## REQUEST
Set down the full listing exactly, character for character.

## RECORDS SHOWN
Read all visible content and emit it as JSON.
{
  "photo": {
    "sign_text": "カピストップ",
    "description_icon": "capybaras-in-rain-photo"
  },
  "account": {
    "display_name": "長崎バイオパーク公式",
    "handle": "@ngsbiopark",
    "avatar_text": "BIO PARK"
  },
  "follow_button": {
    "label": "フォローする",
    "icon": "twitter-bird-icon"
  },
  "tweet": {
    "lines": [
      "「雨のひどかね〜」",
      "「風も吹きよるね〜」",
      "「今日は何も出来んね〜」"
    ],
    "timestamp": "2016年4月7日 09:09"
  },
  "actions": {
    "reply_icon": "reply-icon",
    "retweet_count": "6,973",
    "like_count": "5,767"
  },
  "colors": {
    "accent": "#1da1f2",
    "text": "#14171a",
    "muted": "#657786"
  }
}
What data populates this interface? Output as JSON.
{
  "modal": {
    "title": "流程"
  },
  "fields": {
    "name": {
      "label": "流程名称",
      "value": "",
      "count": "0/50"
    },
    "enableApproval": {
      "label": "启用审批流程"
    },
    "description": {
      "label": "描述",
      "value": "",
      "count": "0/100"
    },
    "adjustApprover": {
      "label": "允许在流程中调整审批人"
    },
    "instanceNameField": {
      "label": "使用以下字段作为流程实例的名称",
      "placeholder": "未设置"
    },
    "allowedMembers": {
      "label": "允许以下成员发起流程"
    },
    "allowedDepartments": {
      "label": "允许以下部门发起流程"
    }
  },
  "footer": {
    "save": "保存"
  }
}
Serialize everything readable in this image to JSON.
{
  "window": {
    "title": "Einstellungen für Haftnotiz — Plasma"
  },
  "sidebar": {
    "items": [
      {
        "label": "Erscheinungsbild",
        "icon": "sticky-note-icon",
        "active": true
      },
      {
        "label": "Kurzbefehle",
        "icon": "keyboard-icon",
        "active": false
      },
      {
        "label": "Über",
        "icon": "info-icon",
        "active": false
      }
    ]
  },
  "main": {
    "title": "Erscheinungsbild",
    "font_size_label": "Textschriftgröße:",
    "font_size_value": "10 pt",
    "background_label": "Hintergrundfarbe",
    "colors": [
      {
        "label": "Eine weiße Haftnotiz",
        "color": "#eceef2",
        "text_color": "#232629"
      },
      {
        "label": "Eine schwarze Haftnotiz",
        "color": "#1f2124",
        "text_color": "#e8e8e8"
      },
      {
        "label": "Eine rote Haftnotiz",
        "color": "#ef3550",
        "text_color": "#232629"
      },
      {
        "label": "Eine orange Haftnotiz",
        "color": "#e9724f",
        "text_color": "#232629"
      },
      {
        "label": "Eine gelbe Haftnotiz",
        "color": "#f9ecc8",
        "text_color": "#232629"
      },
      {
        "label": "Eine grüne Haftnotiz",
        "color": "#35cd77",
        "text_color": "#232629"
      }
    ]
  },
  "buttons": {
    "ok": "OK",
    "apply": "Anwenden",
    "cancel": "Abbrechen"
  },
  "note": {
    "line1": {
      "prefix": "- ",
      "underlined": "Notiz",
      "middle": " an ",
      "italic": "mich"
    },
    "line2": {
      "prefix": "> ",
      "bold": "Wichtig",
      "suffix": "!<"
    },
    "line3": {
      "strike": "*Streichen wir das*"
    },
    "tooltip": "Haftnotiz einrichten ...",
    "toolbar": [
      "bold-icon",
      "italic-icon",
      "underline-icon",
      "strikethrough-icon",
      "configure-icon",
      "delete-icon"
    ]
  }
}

## ANSWER TO THIS EXERCISE
Read all visible content and emit it as JSON.
{
  "photo": {
    "sign_text": "カピストップ",
    "description_icon": "capybaras-in-rain-photo"
  },
  "account": {
    "display_name": "長崎バイオパーク公式",
    "handle": "@ngsbiopark",
    "avatar_text": "BIO PARK"
  },
  "follow_button": {
    "label": "フォローする",
    "icon": "twitter-bird-icon"
  },
  "tweet": {
    "lines": [
      "「雨のひどかね〜」",
      "「風も吹きよるね〜」",
      "「今日は何も出来んね〜」"
    ],
    "timestamp": "2016年4月7日 09:09"
  },
  "actions": {
    "reply_icon": "reply-icon",
    "retweet_count": "6,973",
    "like_count": "5,767"
  },
  "colors": {
    "accent": "#1da1f2",
    "text": "#14171a",
    "muted": "#657786"
  }
}
What data populates this interface? Output as JSON.
{
  "modal": {
    "title": "流程"
  },
  "fields": {
    "name": {
      "label": "流程名称",
      "value": "",
      "count": "0/50"
    },
    "enableApproval": {
      "label": "启用审批流程"
    },
    "description": {
      "label": "描述",
      "value": "",
      "count": "0/100"
    },
    "adjustApprover": {
      "label": "允许在流程中调整审批人"
    },
    "instanceNameField": {
      "label": "使用以下字段作为流程实例的名称",
      "placeholder": "未设置"
    },
    "allowedMembers": {
      "label": "允许以下成员发起流程"
    },
    "allowedDepartments": {
      "label": "允许以下部门发起流程"
    }
  },
  "footer": {
    "save": "保存"
  }
}
Serialize everything readable in this image to JSON.
{
  "window": {
    "title": "Einstellungen für Haftnotiz — Plasma"
  },
  "sidebar": {
    "items": [
      {
        "label": "Erscheinungsbild",
        "icon": "sticky-note-icon",
        "active": true
      },
      {
        "label": "Kurzbefehle",
        "icon": "keyboard-icon",
        "active": false
      },
      {
        "label": "Über",
        "icon": "info-icon",
        "active": false
      }
    ]
  },
  "main": {
    "title": "Erscheinungsbild",
    "font_size_label": "Textschriftgröße:",
    "font_size_value": "10 pt",
    "background_label": "Hintergrundfarbe",
    "colors": [
      {
        "label": "Eine weiße Haftnotiz",
        "color": "#eceef2",
        "text_color": "#232629"
      },
      {
        "label": "Eine schwarze Haftnotiz",
        "color": "#1f2124",
        "text_color": "#e8e8e8"
      },
      {
        "label": "Eine rote Haftnotiz",
        "color": "#ef3550",
        "text_color": "#232629"
      },
      {
        "label": "Eine orange Haftnotiz",
        "color": "#e9724f",
        "text_color": "#232629"
      },
      {
        "label": "Eine gelbe Haftnotiz",
        "color": "#f9ecc8",
        "text_color": "#232629"
      },
      {
        "label": "Eine grüne Haftnotiz",
        "color": "#35cd77",
        "text_color": "#232629"
      }
    ]
  },
  "buttons": {
    "ok": "OK",
    "apply": "Anwenden",
    "cancel": "Abbrechen"
  },
  "note": {
    "line1": {
      "prefix": "- ",
      "underlined": "Notiz",
      "middle": " an ",
      "italic": "mich"
    },
    "line2": {
      "prefix": "> ",
      "bold": "Wichtig",
      "suffix": "!<"
    },
    "line3": {
      "strike": "*Streichen wir das*"
    },
    "tooltip": "Haftnotiz einrichten ...",
    "toolbar": [
      "bold-icon",
      "italic-icon",
      "underline-icon",
      "strikethrough-icon",
      "configure-icon",
      "delete-icon"
    ]
  }
}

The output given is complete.